In the listing below, find every line containing "Ülker" and copy it out.

[Records from a data source]
— Begin —

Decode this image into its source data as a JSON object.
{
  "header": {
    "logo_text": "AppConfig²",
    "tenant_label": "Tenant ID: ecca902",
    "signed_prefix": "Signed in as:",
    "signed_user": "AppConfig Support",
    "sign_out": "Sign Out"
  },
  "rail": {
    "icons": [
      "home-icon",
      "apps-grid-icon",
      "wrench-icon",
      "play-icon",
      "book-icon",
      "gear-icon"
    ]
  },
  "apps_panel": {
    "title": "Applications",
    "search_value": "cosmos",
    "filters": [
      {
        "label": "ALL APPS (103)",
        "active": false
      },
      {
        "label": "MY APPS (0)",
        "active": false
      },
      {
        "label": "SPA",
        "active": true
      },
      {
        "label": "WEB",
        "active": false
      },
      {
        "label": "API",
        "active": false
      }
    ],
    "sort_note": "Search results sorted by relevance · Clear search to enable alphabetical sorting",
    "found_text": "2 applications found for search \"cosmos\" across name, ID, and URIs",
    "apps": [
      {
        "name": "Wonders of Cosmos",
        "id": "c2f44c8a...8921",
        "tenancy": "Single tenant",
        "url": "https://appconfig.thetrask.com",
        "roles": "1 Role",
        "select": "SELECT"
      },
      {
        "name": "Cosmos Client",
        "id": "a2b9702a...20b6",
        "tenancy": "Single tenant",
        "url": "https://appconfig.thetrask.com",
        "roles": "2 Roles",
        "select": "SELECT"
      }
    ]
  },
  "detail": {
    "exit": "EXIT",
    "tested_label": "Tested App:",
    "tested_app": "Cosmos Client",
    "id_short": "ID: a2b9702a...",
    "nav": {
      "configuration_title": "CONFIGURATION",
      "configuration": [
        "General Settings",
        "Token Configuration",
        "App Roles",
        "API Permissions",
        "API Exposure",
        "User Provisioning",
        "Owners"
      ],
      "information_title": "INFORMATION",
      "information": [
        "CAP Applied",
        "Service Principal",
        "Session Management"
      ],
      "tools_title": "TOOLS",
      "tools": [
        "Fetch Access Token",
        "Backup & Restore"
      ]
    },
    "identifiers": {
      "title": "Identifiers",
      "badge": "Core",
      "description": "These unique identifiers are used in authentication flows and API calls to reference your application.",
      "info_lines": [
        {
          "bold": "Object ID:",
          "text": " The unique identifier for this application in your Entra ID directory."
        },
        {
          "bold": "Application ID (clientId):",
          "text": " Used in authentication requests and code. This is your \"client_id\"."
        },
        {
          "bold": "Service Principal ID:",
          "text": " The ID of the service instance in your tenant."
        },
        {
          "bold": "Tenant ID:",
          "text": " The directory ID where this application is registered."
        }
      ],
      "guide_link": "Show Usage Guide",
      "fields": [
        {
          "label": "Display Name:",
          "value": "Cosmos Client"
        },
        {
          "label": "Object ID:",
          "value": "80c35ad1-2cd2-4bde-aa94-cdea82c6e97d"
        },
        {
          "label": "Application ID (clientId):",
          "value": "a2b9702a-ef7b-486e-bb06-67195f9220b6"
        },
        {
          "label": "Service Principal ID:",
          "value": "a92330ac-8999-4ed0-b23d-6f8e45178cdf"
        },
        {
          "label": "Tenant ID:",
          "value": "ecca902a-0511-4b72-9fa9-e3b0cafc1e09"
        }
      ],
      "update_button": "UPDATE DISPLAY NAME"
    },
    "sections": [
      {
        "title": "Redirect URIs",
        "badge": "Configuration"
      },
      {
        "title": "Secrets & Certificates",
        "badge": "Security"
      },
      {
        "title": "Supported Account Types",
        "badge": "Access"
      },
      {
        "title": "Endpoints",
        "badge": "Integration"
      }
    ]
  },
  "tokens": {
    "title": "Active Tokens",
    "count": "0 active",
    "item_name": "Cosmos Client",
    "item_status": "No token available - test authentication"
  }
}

— End —
— Begin —

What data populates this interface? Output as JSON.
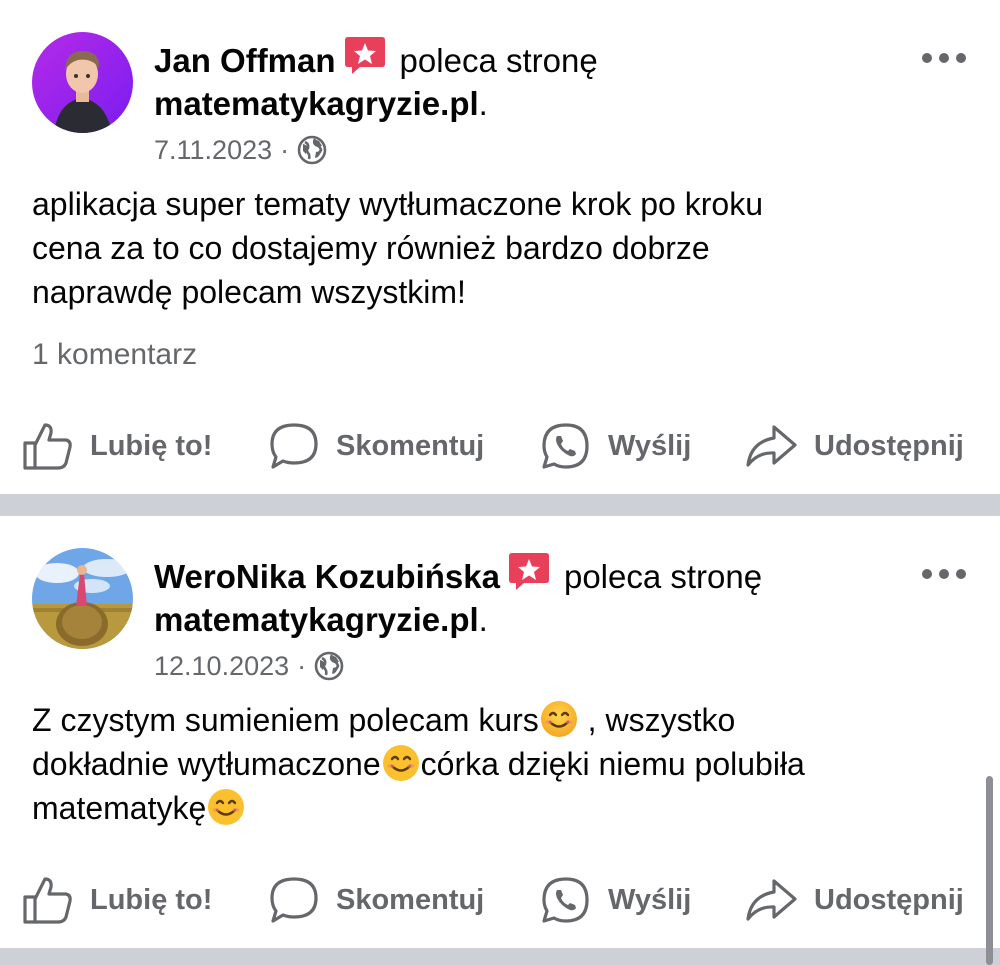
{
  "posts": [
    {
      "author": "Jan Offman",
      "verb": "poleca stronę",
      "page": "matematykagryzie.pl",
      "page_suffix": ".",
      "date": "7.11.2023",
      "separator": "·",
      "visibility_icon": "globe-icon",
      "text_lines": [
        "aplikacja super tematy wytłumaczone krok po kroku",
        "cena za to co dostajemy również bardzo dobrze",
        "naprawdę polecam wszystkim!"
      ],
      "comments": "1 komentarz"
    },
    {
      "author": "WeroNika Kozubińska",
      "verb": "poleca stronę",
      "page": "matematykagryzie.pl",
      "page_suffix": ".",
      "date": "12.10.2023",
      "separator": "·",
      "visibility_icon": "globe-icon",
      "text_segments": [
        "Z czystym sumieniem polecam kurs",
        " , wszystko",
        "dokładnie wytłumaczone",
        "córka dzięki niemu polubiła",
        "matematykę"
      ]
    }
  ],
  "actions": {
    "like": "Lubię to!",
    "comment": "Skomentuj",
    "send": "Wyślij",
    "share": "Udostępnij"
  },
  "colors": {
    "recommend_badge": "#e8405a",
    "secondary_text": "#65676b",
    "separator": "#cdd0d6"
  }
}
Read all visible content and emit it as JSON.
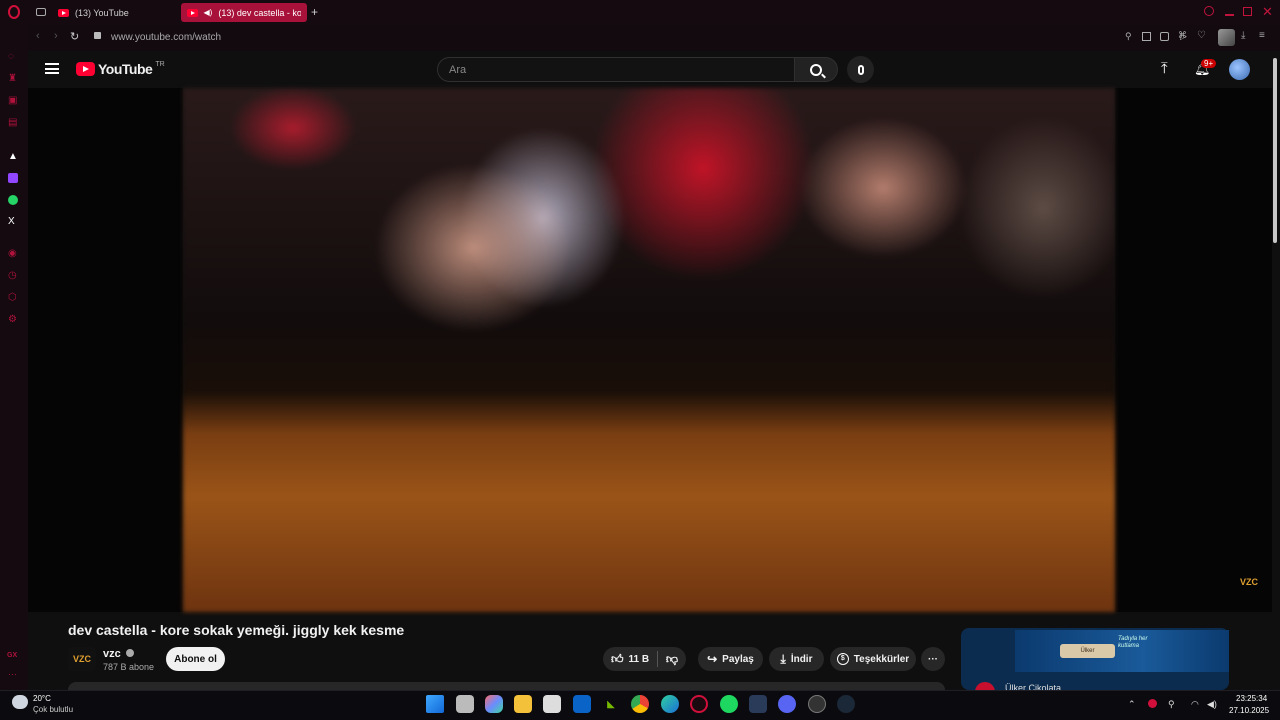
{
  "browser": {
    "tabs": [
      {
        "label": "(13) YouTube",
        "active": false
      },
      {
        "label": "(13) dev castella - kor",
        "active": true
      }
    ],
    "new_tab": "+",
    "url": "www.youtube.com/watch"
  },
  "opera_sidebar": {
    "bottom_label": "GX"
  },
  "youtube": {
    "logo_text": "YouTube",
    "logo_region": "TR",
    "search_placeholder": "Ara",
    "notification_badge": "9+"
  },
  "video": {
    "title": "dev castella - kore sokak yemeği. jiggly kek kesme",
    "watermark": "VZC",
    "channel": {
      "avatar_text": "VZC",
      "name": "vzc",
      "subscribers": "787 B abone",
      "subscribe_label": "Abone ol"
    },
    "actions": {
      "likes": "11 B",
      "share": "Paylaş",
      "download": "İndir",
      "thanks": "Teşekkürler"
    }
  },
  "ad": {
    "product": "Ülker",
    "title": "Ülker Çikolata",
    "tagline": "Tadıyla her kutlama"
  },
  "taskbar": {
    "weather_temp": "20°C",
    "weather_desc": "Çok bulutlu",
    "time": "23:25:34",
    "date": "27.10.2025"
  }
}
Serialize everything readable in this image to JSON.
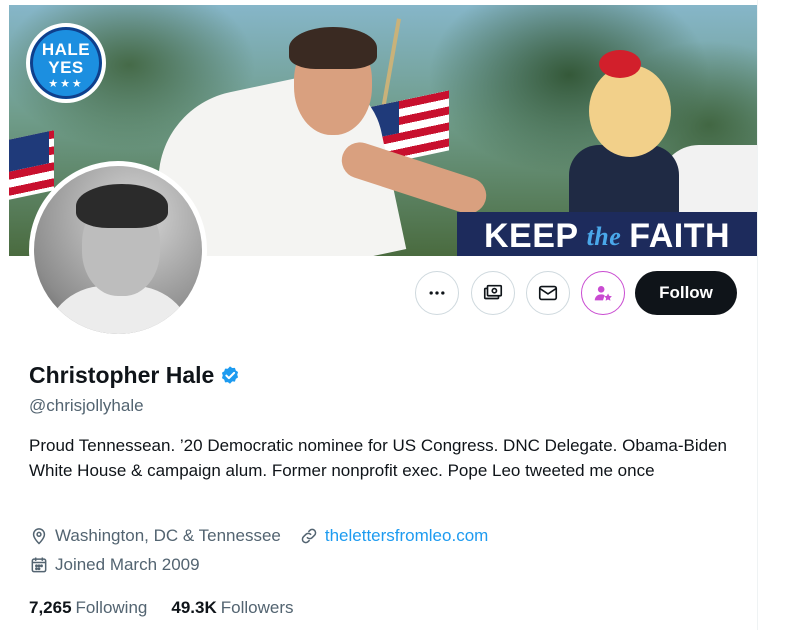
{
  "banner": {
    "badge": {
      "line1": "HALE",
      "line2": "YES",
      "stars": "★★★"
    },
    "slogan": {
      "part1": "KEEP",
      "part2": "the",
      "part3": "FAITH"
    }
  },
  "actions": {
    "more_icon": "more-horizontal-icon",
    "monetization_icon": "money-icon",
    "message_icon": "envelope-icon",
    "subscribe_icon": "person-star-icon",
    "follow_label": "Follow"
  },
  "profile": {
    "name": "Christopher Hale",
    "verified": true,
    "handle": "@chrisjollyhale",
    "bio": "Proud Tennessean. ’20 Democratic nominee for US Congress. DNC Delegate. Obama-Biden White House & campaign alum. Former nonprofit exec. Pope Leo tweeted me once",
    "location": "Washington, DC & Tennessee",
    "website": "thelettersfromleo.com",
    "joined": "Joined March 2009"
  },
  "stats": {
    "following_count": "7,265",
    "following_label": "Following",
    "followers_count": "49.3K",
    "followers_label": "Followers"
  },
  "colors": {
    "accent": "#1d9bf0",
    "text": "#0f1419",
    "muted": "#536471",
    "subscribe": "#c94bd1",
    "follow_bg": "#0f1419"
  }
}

— End —

**THE REPLY:**
    "product": "Ülker",
    "title": "Ülker Çikolata",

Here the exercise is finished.